• **REQUIRED WORK**
Print each of the entries exactly, leaving nothing out.

• **DATA**
____

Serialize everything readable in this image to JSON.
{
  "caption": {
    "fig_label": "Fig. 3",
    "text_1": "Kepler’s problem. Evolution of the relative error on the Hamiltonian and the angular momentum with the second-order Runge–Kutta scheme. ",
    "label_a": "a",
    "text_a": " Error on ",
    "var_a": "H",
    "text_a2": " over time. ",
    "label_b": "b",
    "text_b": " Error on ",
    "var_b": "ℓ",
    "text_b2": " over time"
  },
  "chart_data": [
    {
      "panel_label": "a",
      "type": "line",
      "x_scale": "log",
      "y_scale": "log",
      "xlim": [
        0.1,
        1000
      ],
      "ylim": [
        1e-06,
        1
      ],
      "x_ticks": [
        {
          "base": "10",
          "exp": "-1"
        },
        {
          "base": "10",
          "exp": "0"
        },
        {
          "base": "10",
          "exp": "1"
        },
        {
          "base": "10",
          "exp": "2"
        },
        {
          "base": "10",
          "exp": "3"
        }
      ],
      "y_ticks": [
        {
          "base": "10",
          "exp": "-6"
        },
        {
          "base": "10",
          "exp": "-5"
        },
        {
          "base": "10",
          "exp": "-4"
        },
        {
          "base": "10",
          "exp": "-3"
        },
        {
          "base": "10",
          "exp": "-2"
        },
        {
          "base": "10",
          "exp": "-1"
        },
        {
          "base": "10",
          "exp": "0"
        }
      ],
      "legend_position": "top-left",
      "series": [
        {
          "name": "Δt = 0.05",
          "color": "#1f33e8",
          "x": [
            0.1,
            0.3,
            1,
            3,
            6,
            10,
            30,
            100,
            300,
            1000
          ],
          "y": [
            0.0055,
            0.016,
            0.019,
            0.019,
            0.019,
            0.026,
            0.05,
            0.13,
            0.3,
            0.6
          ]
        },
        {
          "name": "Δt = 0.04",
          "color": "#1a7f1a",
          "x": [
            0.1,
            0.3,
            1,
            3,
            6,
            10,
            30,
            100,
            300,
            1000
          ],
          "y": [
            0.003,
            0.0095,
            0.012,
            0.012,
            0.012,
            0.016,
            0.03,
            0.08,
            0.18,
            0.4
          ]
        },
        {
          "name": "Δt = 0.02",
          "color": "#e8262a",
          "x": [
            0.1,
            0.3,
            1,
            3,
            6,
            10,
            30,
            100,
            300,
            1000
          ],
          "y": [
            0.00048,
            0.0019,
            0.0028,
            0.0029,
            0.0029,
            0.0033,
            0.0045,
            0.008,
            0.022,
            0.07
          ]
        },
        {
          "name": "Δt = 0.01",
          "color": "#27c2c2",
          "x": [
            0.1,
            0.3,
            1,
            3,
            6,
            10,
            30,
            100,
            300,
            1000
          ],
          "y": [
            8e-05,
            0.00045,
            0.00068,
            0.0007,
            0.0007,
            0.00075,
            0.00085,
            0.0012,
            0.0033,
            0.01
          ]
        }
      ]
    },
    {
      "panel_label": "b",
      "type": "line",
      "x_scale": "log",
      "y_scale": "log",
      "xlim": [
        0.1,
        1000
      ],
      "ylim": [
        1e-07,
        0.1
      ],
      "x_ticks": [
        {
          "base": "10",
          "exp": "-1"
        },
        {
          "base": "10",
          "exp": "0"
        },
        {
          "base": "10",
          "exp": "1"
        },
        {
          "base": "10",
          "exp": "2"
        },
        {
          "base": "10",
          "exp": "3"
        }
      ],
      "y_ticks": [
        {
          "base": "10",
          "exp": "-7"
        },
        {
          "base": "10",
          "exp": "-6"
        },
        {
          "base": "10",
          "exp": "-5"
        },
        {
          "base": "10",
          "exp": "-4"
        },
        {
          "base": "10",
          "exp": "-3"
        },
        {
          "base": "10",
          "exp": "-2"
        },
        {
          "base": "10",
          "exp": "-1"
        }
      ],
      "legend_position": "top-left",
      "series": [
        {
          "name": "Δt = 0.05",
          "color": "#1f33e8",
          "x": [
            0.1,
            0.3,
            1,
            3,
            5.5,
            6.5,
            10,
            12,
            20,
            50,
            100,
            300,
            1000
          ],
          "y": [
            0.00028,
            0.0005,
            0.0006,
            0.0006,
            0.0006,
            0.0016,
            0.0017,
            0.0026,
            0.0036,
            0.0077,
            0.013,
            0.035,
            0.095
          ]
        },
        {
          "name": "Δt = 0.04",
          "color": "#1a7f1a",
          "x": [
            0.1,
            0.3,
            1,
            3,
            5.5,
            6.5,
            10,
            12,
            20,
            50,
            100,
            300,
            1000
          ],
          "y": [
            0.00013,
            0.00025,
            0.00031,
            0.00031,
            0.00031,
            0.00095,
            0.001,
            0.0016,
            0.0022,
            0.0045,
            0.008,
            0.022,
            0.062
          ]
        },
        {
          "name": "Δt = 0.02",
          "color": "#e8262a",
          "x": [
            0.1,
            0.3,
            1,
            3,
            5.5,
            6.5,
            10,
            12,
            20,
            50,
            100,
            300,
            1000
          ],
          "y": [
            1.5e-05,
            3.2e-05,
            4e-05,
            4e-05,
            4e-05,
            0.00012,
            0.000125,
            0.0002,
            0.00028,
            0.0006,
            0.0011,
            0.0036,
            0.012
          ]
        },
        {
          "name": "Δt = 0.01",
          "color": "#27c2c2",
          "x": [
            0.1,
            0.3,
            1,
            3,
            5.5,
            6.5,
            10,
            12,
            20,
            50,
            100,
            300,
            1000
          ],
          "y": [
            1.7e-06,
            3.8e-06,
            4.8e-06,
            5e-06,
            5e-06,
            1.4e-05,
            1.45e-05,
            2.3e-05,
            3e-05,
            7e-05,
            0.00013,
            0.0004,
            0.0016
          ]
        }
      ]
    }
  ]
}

____

• **ANSWER FOR THIS EXERCISE**
Serialize everything readable in this image to JSON.
{
  "caption": {
    "fig_label": "Fig. 3",
    "text_1": "Kepler’s problem. Evolution of the relative error on the Hamiltonian and the angular momentum with the second-order Runge–Kutta scheme. ",
    "label_a": "a",
    "text_a": " Error on ",
    "var_a": "H",
    "text_a2": " over time. ",
    "label_b": "b",
    "text_b": " Error on ",
    "var_b": "ℓ",
    "text_b2": " over time"
  },
  "chart_data": [
    {
      "panel_label": "a",
      "type": "line",
      "x_scale": "log",
      "y_scale": "log",
      "xlim": [
        0.1,
        1000
      ],
      "ylim": [
        1e-06,
        1
      ],
      "x_ticks": [
        {
          "base": "10",
          "exp": "-1"
        },
        {
          "base": "10",
          "exp": "0"
        },
        {
          "base": "10",
          "exp": "1"
        },
        {
          "base": "10",
          "exp": "2"
        },
        {
          "base": "10",
          "exp": "3"
        }
      ],
      "y_ticks": [
        {
          "base": "10",
          "exp": "-6"
        },
        {
          "base": "10",
          "exp": "-5"
        },
        {
          "base": "10",
          "exp": "-4"
        },
        {
          "base": "10",
          "exp": "-3"
        },
        {
          "base": "10",
          "exp": "-2"
        },
        {
          "base": "10",
          "exp": "-1"
        },
        {
          "base": "10",
          "exp": "0"
        }
      ],
      "legend_position": "top-left",
      "series": [
        {
          "name": "Δt = 0.05",
          "color": "#1f33e8",
          "x": [
            0.1,
            0.3,
            1,
            3,
            6,
            10,
            30,
            100,
            300,
            1000
          ],
          "y": [
            0.0055,
            0.016,
            0.019,
            0.019,
            0.019,
            0.026,
            0.05,
            0.13,
            0.3,
            0.6
          ]
        },
        {
          "name": "Δt = 0.04",
          "color": "#1a7f1a",
          "x": [
            0.1,
            0.3,
            1,
            3,
            6,
            10,
            30,
            100,
            300,
            1000
          ],
          "y": [
            0.003,
            0.0095,
            0.012,
            0.012,
            0.012,
            0.016,
            0.03,
            0.08,
            0.18,
            0.4
          ]
        },
        {
          "name": "Δt = 0.02",
          "color": "#e8262a",
          "x": [
            0.1,
            0.3,
            1,
            3,
            6,
            10,
            30,
            100,
            300,
            1000
          ],
          "y": [
            0.00048,
            0.0019,
            0.0028,
            0.0029,
            0.0029,
            0.0033,
            0.0045,
            0.008,
            0.022,
            0.07
          ]
        },
        {
          "name": "Δt = 0.01",
          "color": "#27c2c2",
          "x": [
            0.1,
            0.3,
            1,
            3,
            6,
            10,
            30,
            100,
            300,
            1000
          ],
          "y": [
            8e-05,
            0.00045,
            0.00068,
            0.0007,
            0.0007,
            0.00075,
            0.00085,
            0.0012,
            0.0033,
            0.01
          ]
        }
      ]
    },
    {
      "panel_label": "b",
      "type": "line",
      "x_scale": "log",
      "y_scale": "log",
      "xlim": [
        0.1,
        1000
      ],
      "ylim": [
        1e-07,
        0.1
      ],
      "x_ticks": [
        {
          "base": "10",
          "exp": "-1"
        },
        {
          "base": "10",
          "exp": "0"
        },
        {
          "base": "10",
          "exp": "1"
        },
        {
          "base": "10",
          "exp": "2"
        },
        {
          "base": "10",
          "exp": "3"
        }
      ],
      "y_ticks": [
        {
          "base": "10",
          "exp": "-7"
        },
        {
          "base": "10",
          "exp": "-6"
        },
        {
          "base": "10",
          "exp": "-5"
        },
        {
          "base": "10",
          "exp": "-4"
        },
        {
          "base": "10",
          "exp": "-3"
        },
        {
          "base": "10",
          "exp": "-2"
        },
        {
          "base": "10",
          "exp": "-1"
        }
      ],
      "legend_position": "top-left",
      "series": [
        {
          "name": "Δt = 0.05",
          "color": "#1f33e8",
          "x": [
            0.1,
            0.3,
            1,
            3,
            5.5,
            6.5,
            10,
            12,
            20,
            50,
            100,
            300,
            1000
          ],
          "y": [
            0.00028,
            0.0005,
            0.0006,
            0.0006,
            0.0006,
            0.0016,
            0.0017,
            0.0026,
            0.0036,
            0.0077,
            0.013,
            0.035,
            0.095
          ]
        },
        {
          "name": "Δt = 0.04",
          "color": "#1a7f1a",
          "x": [
            0.1,
            0.3,
            1,
            3,
            5.5,
            6.5,
            10,
            12,
            20,
            50,
            100,
            300,
            1000
          ],
          "y": [
            0.00013,
            0.00025,
            0.00031,
            0.00031,
            0.00031,
            0.00095,
            0.001,
            0.0016,
            0.0022,
            0.0045,
            0.008,
            0.022,
            0.062
          ]
        },
        {
          "name": "Δt = 0.02",
          "color": "#e8262a",
          "x": [
            0.1,
            0.3,
            1,
            3,
            5.5,
            6.5,
            10,
            12,
            20,
            50,
            100,
            300,
            1000
          ],
          "y": [
            1.5e-05,
            3.2e-05,
            4e-05,
            4e-05,
            4e-05,
            0.00012,
            0.000125,
            0.0002,
            0.00028,
            0.0006,
            0.0011,
            0.0036,
            0.012
          ]
        },
        {
          "name": "Δt = 0.01",
          "color": "#27c2c2",
          "x": [
            0.1,
            0.3,
            1,
            3,
            5.5,
            6.5,
            10,
            12,
            20,
            50,
            100,
            300,
            1000
          ],
          "y": [
            1.7e-06,
            3.8e-06,
            4.8e-06,
            5e-06,
            5e-06,
            1.4e-05,
            1.45e-05,
            2.3e-05,
            3e-05,
            7e-05,
            0.00013,
            0.0004,
            0.0016
          ]
        }
      ]
    }
  ]
}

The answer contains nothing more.